## WHAT THIS TASK INVOLVES
Look through the lines of the material and count those containing "verified". Give that count alone.

## MATERIAL FOR THE TASK
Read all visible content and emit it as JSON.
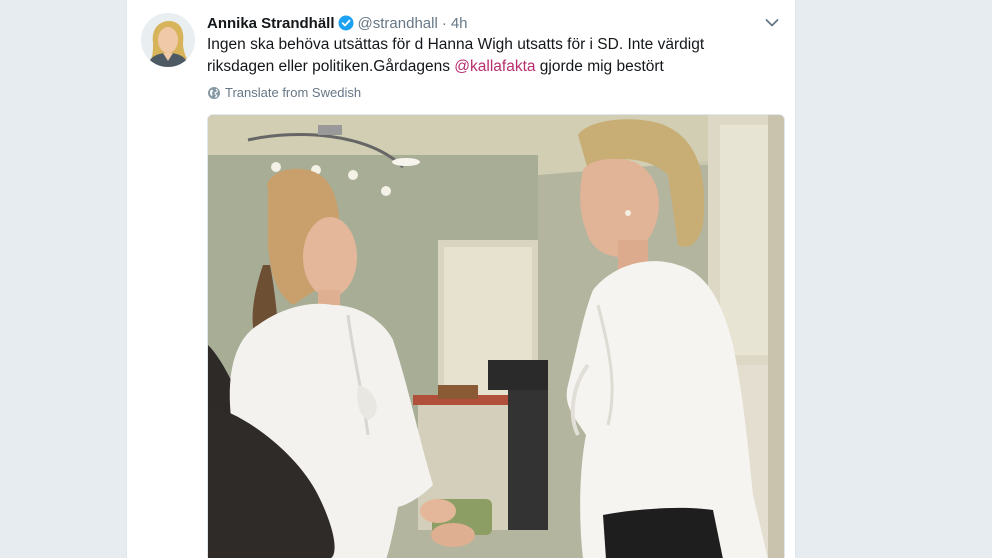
{
  "tweet": {
    "author_name": "Annika Strandhäll",
    "handle": "@strandhall",
    "separator": "·",
    "time": "4h",
    "text_part1": "Ingen ska behöva utsättas för d Hanna Wigh utsatts för i SD. Inte värdigt riksdagen eller politiken.Gårdagens ",
    "mention": "@kallafakta",
    "text_part2": " gjorde mig bestört",
    "translate_label": "Translate from Swedish"
  },
  "icons": {
    "verified": "verified-badge-icon",
    "caret": "chevron-down-icon",
    "globe": "globe-icon"
  },
  "colors": {
    "background": "#e6ecf0",
    "card": "#ffffff",
    "mention": "#b72e6e",
    "verified": "#1da1f2",
    "muted": "#657786"
  }
}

## TASK ANSWER
2